(A block of data)
++++++++++

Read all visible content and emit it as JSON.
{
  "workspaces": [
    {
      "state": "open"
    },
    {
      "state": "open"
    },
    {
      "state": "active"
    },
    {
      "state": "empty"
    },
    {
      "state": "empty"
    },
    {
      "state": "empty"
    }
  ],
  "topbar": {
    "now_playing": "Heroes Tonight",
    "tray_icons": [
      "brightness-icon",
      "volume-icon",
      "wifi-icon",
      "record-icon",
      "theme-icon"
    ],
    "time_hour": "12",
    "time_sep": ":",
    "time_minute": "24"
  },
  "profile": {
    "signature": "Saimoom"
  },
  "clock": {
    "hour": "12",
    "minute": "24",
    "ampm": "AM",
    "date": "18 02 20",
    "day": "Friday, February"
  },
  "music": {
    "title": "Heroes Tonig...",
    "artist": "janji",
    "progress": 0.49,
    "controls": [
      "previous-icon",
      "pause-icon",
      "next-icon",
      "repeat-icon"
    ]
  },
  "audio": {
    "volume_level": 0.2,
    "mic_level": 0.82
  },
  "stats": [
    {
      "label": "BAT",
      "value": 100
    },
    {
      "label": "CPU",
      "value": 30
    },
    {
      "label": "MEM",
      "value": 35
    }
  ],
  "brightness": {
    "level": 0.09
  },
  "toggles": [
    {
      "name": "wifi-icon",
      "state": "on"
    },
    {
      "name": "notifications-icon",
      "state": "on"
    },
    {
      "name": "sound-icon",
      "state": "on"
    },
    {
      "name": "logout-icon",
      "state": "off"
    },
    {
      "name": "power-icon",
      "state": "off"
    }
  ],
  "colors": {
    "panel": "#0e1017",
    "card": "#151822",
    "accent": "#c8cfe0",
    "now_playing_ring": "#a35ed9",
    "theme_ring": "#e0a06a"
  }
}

++++++++++

Given request
Go through the records above and retype each one exactly.

Answer for this exercise
Read all visible content and emit it as JSON.
{
  "workspaces": [
    {
      "state": "open"
    },
    {
      "state": "open"
    },
    {
      "state": "active"
    },
    {
      "state": "empty"
    },
    {
      "state": "empty"
    },
    {
      "state": "empty"
    }
  ],
  "topbar": {
    "now_playing": "Heroes Tonight",
    "tray_icons": [
      "brightness-icon",
      "volume-icon",
      "wifi-icon",
      "record-icon",
      "theme-icon"
    ],
    "time_hour": "12",
    "time_sep": ":",
    "time_minute": "24"
  },
  "profile": {
    "signature": "Saimoom"
  },
  "clock": {
    "hour": "12",
    "minute": "24",
    "ampm": "AM",
    "date": "18 02 20",
    "day": "Friday, February"
  },
  "music": {
    "title": "Heroes Tonig...",
    "artist": "janji",
    "progress": 0.49,
    "controls": [
      "previous-icon",
      "pause-icon",
      "next-icon",
      "repeat-icon"
    ]
  },
  "audio": {
    "volume_level": 0.2,
    "mic_level": 0.82
  },
  "stats": [
    {
      "label": "BAT",
      "value": 100
    },
    {
      "label": "CPU",
      "value": 30
    },
    {
      "label": "MEM",
      "value": 35
    }
  ],
  "brightness": {
    "level": 0.09
  },
  "toggles": [
    {
      "name": "wifi-icon",
      "state": "on"
    },
    {
      "name": "notifications-icon",
      "state": "on"
    },
    {
      "name": "sound-icon",
      "state": "on"
    },
    {
      "name": "logout-icon",
      "state": "off"
    },
    {
      "name": "power-icon",
      "state": "off"
    }
  ],
  "colors": {
    "panel": "#0e1017",
    "card": "#151822",
    "accent": "#c8cfe0",
    "now_playing_ring": "#a35ed9",
    "theme_ring": "#e0a06a"
  }
}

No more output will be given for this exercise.